━━━ Records for the exercise

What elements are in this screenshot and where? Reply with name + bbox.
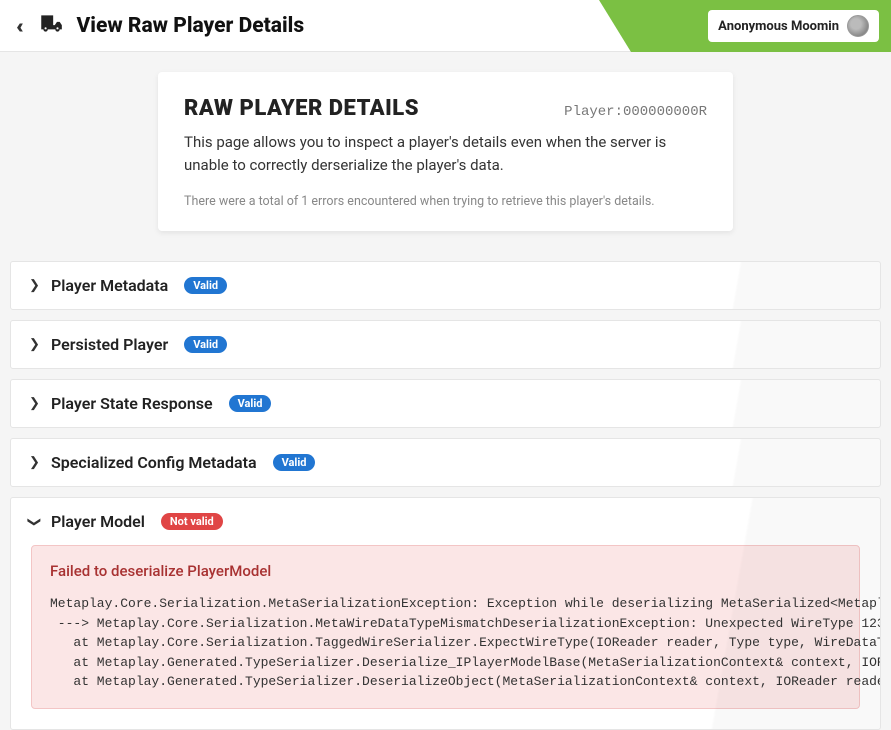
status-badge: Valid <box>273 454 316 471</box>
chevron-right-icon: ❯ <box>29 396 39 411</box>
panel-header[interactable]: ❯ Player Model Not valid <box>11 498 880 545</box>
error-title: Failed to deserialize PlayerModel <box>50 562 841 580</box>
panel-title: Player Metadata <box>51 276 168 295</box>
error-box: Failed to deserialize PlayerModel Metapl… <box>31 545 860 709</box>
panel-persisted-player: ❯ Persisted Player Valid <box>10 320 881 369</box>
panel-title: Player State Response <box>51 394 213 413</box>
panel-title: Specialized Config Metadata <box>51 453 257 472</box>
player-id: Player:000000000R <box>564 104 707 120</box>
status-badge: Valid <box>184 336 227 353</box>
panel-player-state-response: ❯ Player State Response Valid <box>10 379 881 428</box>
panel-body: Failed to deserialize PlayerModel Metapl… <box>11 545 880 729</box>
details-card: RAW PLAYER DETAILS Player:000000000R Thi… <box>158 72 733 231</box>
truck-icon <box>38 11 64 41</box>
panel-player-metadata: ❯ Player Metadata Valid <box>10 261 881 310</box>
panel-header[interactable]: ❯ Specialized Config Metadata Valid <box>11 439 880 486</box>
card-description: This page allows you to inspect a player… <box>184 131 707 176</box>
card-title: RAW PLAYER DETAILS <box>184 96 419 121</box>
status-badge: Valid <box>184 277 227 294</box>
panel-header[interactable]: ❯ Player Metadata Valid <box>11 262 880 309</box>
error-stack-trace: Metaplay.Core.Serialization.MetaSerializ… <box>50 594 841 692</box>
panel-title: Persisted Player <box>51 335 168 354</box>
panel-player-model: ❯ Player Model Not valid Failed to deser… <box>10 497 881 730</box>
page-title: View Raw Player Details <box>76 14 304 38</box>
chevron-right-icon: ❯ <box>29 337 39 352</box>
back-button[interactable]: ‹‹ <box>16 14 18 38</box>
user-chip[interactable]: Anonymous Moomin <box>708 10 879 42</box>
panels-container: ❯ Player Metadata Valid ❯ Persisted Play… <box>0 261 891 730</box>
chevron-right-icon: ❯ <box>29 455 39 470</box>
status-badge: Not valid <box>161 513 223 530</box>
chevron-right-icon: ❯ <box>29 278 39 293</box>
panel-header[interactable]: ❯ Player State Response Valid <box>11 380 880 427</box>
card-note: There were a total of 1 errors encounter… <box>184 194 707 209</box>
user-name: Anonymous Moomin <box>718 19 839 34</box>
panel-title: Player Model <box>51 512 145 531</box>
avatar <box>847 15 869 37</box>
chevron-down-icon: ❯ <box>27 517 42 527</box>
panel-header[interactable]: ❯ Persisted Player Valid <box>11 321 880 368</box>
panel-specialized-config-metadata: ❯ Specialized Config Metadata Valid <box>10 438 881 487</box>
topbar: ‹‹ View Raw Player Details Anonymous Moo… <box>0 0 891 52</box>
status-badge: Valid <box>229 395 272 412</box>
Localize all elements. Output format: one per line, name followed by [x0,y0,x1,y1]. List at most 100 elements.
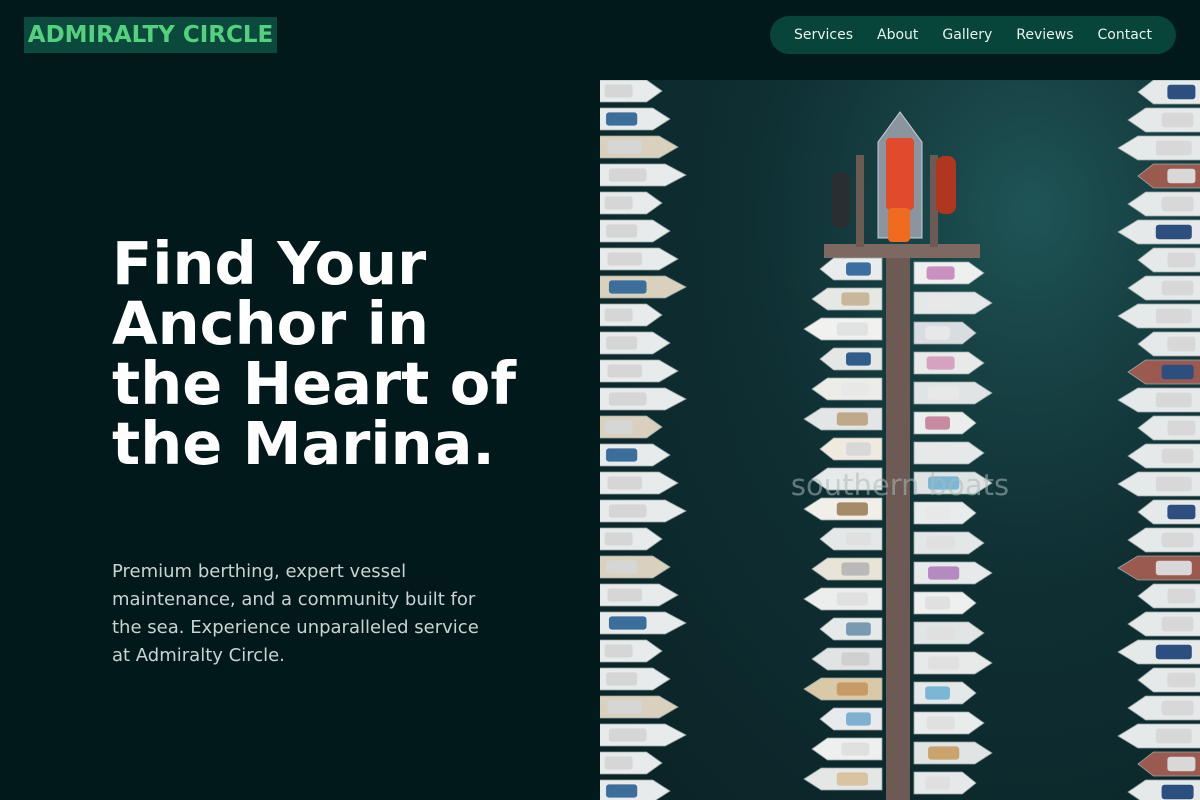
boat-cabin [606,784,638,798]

━━━━━━

* **Requirements**
Put every line of the listing above into a numbered list, skipping blank lines and leaving out the pictures.

* **Complete response**
1. What elements are in this screenshot and where? Reply with name + bbox.
2. status-badge: Valid <box>273 454 316 471</box>
3. chevron-right-icon: ❯ <box>29 396 39 411</box>
4. panel-header[interactable]: ❯ Player Model Not valid <box>11 498 880 545</box>
5. error-title: Failed to deserialize PlayerModel <box>50 562 841 580</box>
6. panel-title: Player Metadata <box>51 276 168 295</box>
7. error-box: Failed to deserialize PlayerModel Metapl… <box>31 545 860 709</box>
8. panel-persisted-player: ❯ Persisted Player Valid <box>10 320 881 369</box>
9. panel-title: Player State Response <box>51 394 213 413</box>
10. panel-title: Specialized Config Metadata <box>51 453 257 472</box>
11. player-id: Player:000000000R <box>564 104 707 120</box>
12. status-badge: Valid <box>184 336 227 353</box>
13. panel-player-state-response: ❯ Player State Response Valid <box>10 379 881 428</box>
14. panel-body: Failed to deserialize PlayerModel Metapl… <box>11 545 880 729</box>
15. details-card: RAW PLAYER DETAILS Player:000000000R Thi… <box>158 72 733 231</box>
16. truck-icon <box>38 11 64 41</box>
17. panel-player-metadata: ❯ Player Metadata Valid <box>10 261 881 310</box>
18. panel-header[interactable]: ❯ Specialized Config Metadata Valid <box>11 439 880 486</box>
19. card-description: This page allows you to inspect a player… <box>184 131 707 176</box>
20. card-title: RAW PLAYER DETAILS <box>184 96 419 121</box>
21. status-badge: Valid <box>184 277 227 294</box>
22. panel-header[interactable]: ❯ Player Metadata Valid <box>11 262 880 309</box>
23. error-stack-trace: Metaplay.Core.Serialization.MetaSerializ… <box>50 594 841 692</box>
24. panel-title: Persisted Player <box>51 335 168 354</box>
25. panel-player-model: ❯ Player Model Not valid Failed to deser… <box>10 497 881 730</box>
26. page-title: View Raw Player Details <box>76 14 304 38</box>
27. chevron-right-icon: ❯ <box>29 337 39 352</box>
28. back-button[interactable]: ‹‹ <box>16 14 18 38</box>
29. user-chip[interactable]: Anonymous Moomin <box>708 10 879 42</box>
30. panels-container: ❯ Player Metadata Valid ❯ Persisted Play… <box>0 261 891 730</box>
31. chevron-right-icon: ❯ <box>29 455 39 470</box>
32. status-badge: Not valid <box>161 513 223 530</box>
33. chevron-right-icon: ❯ <box>29 278 39 293</box>
34. panel-header[interactable]: ❯ Player State Response Valid <box>11 380 880 427</box>
35. card-note: There were a total of 1 errors encounter… <box>184 194 707 209</box>
36. user-name: Anonymous Moomin <box>718 19 839 34</box>
37. panel-title: Player Model <box>51 512 145 531</box>
38. avatar <box>847 15 869 37</box>
39. chevron-down-icon: ❯ <box>27 517 42 527</box>
40. panel-header[interactable]: ❯ Persisted Player Valid <box>11 321 880 368</box>
41. panel-specialized-config-metadata: ❯ Specialized Config Metadata Valid <box>10 438 881 487</box>
42. topbar: ‹‹ View Raw Player Details Anonymous Moo… <box>0 0 891 52</box>
43. status-badge: Valid <box>229 395 272 412</box>
44. Localize all elements. Output format: one per line, name followed by [x0,y0,x1,y1]. List at most 100 elements.
45. boat-cabin [606,784,638,798]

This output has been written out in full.